Work required:
Which lines include the word "MATHEMATICS"? Copy each of them.

Dataset rows:
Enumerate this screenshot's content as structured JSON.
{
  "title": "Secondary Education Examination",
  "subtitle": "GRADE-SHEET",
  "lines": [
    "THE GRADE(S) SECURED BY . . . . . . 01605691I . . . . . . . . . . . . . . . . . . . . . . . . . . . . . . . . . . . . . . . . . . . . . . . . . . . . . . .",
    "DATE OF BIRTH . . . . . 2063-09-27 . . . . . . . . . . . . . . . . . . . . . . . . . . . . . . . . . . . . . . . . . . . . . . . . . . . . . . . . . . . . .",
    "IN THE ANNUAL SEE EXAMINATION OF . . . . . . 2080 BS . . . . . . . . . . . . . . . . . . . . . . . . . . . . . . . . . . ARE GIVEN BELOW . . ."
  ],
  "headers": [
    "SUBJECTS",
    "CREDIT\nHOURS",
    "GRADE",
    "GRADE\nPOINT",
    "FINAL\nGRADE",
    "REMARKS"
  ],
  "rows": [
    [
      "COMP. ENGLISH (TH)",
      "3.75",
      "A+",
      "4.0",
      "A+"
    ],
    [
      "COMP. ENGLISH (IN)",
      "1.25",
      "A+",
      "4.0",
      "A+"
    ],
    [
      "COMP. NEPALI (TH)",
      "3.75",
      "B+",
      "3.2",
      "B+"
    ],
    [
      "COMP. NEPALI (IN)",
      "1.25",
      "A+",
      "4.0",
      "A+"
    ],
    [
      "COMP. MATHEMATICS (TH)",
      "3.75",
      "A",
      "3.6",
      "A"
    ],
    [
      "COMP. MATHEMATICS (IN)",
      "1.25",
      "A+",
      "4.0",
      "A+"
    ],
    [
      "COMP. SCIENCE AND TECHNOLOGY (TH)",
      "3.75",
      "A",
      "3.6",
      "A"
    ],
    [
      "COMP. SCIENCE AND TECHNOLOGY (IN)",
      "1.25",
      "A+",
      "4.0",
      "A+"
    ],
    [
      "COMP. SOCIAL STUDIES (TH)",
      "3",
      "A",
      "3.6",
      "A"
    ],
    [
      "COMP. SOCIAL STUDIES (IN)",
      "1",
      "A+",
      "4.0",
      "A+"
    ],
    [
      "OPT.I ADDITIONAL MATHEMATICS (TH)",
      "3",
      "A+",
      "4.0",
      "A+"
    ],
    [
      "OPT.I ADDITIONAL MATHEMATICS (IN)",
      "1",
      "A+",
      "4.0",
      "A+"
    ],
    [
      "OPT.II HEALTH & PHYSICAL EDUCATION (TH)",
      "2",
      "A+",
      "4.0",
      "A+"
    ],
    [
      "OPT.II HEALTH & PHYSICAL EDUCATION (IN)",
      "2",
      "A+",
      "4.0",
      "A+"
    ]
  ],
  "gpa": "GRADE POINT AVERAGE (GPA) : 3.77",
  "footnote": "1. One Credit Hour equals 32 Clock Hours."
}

Written reply:
      "COMP. MATHEMATICS (TH)",
      "COMP. MATHEMATICS (IN)",
      "OPT.I ADDITIONAL MATHEMATICS (TH)",
      "OPT.I ADDITIONAL MATHEMATICS (IN)",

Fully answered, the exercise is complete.